Set exercise -> In the listing below, pick out lines with "Kerem".

===== Data in this exercise

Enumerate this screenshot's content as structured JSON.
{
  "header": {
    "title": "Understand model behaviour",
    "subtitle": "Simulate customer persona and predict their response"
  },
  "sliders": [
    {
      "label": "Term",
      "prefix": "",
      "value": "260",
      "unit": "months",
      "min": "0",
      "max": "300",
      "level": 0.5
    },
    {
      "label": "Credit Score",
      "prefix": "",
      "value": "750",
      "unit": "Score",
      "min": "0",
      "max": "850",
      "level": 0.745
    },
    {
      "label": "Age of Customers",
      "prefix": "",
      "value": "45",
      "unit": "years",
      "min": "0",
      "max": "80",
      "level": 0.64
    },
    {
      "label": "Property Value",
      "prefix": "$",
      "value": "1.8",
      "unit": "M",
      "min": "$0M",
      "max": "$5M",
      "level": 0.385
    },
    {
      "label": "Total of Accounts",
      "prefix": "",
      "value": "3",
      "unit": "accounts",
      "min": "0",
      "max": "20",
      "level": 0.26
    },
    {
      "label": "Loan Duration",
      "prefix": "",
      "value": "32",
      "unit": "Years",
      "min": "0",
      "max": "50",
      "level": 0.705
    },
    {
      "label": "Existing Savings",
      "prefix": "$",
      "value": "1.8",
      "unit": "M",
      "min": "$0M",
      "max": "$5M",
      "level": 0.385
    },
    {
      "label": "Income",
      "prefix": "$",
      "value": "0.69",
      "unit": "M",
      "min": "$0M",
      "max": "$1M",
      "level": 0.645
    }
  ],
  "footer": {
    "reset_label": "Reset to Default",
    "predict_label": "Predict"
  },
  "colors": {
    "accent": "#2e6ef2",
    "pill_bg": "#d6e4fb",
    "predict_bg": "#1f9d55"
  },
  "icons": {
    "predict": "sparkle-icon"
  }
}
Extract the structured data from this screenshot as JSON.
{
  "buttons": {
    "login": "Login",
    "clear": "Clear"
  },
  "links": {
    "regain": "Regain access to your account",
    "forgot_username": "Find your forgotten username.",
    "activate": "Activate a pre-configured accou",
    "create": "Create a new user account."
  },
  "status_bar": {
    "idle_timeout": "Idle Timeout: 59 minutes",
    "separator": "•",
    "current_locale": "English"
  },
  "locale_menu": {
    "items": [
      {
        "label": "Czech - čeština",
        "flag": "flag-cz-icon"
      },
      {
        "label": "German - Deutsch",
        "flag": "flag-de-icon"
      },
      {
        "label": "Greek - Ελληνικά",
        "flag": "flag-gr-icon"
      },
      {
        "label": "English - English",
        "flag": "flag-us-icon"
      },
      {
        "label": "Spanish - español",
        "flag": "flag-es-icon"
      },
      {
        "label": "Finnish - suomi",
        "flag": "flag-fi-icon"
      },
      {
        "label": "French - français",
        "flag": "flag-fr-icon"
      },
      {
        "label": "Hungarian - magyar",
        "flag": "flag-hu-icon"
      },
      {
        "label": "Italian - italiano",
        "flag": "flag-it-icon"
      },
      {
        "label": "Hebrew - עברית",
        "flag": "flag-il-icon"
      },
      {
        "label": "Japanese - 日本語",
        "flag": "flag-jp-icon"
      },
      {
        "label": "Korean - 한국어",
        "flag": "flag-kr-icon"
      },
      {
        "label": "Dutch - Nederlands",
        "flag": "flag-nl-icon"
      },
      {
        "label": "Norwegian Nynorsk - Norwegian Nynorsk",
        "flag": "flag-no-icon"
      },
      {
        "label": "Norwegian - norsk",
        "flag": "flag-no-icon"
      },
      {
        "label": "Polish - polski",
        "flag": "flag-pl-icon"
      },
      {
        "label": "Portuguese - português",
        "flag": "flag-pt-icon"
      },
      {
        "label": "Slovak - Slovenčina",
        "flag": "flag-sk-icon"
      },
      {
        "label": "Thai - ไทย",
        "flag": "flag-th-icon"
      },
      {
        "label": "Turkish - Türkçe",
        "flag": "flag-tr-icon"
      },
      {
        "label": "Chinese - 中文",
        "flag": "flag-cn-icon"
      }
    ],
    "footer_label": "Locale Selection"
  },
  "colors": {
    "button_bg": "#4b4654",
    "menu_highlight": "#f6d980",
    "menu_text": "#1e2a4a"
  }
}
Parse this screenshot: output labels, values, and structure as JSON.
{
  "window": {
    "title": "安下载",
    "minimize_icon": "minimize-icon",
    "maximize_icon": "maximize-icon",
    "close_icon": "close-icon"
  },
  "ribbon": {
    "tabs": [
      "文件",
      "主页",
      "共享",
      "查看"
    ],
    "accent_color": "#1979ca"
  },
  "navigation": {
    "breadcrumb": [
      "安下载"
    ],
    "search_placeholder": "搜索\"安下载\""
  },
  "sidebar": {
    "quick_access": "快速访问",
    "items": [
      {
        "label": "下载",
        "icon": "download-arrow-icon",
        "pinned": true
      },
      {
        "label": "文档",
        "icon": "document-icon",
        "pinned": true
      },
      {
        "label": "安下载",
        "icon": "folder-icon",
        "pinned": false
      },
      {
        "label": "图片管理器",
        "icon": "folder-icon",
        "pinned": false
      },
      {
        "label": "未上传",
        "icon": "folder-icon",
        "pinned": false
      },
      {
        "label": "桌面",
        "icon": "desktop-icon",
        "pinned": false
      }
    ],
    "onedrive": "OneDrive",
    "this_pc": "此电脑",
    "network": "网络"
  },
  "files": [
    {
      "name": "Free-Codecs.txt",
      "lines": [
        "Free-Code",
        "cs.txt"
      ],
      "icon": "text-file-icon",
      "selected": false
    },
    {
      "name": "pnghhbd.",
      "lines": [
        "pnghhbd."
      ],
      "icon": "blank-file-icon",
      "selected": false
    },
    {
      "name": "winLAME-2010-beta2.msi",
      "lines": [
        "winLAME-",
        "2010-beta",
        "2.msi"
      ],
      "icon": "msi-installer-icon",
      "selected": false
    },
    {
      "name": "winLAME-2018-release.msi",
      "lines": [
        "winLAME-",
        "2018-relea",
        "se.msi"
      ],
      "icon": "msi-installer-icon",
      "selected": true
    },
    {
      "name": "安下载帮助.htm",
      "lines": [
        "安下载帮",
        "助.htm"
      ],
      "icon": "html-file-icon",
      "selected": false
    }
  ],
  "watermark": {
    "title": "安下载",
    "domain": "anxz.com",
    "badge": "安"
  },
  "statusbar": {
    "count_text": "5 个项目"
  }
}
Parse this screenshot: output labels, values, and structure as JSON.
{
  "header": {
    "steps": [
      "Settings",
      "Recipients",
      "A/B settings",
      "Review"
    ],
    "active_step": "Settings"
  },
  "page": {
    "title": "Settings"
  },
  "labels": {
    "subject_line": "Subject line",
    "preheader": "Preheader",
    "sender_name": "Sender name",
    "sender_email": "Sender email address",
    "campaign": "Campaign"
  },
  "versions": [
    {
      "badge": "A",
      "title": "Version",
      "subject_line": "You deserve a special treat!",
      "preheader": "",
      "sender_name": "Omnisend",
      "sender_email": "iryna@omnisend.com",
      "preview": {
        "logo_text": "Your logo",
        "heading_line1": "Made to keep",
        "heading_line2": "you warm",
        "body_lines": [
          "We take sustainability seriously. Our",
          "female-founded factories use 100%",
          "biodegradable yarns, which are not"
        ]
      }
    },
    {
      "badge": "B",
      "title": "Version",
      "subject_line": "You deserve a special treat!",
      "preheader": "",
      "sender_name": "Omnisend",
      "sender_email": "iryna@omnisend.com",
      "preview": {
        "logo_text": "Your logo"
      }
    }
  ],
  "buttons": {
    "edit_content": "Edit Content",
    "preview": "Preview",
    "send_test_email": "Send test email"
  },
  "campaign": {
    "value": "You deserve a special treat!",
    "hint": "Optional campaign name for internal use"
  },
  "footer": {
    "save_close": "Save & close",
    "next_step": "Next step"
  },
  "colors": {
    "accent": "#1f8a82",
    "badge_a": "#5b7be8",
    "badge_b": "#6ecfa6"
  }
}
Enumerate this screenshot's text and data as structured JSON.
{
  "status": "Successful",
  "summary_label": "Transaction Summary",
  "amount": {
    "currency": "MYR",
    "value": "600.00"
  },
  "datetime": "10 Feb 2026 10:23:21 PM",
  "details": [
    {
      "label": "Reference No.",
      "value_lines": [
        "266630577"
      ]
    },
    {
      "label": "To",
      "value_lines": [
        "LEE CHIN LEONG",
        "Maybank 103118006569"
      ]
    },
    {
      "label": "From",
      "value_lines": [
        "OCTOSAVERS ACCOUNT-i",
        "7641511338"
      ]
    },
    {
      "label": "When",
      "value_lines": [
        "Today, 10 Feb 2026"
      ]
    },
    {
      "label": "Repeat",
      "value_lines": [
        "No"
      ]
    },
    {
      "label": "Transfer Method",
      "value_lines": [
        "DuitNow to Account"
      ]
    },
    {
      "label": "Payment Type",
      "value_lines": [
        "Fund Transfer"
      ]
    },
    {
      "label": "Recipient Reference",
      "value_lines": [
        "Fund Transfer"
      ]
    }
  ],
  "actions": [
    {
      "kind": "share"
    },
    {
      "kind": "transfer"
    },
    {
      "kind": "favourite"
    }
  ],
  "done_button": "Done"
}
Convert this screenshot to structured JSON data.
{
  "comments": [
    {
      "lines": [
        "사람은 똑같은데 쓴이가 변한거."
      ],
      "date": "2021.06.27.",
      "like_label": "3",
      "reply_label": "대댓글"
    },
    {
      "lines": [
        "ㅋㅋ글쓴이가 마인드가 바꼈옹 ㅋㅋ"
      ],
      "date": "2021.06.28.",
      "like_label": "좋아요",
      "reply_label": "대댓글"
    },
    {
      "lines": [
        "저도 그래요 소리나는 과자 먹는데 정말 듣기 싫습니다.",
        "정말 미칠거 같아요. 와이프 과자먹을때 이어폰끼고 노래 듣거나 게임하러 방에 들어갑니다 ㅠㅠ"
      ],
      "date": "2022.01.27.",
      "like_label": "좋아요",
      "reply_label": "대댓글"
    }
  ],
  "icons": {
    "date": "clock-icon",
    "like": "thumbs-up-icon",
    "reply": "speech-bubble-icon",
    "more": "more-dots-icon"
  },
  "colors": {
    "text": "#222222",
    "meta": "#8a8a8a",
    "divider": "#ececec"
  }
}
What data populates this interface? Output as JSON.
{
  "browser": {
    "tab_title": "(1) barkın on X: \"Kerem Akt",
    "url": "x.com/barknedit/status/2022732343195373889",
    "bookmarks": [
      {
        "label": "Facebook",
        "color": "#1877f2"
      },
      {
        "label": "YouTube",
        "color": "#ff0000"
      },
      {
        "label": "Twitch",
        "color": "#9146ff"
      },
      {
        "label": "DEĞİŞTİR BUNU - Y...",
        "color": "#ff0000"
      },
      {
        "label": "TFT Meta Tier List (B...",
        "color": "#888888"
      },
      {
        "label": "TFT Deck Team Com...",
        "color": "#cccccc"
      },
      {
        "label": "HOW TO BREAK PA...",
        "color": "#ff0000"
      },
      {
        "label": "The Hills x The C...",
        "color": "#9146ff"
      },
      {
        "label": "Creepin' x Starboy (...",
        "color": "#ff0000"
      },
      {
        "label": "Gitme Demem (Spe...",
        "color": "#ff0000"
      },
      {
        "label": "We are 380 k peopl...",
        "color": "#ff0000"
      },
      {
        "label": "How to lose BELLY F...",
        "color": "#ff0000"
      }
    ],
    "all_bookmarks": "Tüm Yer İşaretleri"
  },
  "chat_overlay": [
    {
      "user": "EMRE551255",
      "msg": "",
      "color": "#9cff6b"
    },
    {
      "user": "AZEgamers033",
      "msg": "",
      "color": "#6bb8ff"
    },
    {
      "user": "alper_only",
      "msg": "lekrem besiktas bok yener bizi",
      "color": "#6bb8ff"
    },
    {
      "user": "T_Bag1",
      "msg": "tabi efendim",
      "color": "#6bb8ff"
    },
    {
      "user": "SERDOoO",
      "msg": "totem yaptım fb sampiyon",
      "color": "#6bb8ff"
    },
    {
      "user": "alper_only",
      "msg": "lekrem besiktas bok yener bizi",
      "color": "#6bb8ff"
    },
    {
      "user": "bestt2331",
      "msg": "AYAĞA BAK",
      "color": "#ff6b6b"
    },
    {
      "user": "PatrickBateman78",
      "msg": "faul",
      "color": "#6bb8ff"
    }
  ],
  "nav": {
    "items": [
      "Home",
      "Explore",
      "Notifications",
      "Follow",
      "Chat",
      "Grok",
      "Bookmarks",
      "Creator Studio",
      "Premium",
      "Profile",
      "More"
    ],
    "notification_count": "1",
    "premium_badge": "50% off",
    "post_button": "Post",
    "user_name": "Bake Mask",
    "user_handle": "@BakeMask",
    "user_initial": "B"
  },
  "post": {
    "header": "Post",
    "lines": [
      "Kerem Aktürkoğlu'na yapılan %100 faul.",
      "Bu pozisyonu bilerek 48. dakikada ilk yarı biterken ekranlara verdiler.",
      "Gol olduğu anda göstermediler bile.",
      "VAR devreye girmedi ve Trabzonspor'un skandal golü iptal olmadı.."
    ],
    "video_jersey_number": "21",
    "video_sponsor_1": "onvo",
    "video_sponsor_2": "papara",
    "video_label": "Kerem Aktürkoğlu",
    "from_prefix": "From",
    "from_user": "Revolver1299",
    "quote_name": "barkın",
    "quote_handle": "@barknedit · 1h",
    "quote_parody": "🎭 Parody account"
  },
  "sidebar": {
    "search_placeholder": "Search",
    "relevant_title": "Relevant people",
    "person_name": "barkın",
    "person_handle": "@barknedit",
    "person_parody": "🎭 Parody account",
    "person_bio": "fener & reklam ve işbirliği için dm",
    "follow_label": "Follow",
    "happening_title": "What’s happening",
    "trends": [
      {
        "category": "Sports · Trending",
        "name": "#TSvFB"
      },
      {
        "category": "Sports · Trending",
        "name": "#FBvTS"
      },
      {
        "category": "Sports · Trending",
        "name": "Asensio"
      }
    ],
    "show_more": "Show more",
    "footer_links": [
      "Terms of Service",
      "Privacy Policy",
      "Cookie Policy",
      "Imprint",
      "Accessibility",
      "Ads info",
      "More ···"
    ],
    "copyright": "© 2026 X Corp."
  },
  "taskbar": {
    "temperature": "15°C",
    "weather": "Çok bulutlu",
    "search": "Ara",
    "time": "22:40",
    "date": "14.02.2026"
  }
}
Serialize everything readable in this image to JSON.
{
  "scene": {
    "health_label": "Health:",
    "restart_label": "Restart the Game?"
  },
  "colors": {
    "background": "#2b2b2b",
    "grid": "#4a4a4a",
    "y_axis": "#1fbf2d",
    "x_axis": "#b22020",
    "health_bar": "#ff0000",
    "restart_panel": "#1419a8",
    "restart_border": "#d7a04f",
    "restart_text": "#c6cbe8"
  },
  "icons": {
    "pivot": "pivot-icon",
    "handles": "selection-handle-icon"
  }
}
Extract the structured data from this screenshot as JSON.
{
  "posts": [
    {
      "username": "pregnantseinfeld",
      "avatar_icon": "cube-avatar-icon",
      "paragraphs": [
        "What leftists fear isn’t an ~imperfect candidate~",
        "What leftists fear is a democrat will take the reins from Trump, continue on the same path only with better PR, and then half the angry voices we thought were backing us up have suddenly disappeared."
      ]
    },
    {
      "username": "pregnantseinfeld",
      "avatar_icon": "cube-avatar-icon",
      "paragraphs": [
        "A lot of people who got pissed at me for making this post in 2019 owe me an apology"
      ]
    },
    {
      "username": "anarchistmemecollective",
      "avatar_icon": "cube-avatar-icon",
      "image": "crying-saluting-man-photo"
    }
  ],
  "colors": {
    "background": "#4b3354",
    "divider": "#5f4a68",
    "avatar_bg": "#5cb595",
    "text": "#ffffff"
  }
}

==========

Finished exercise ->
    "tab_title": "(1) barkın on X: \"Kerem Akt",
      "Kerem Aktürkoğlu'na yapılan %100 faul.",
    "video_label": "Kerem Aktürkoğlu",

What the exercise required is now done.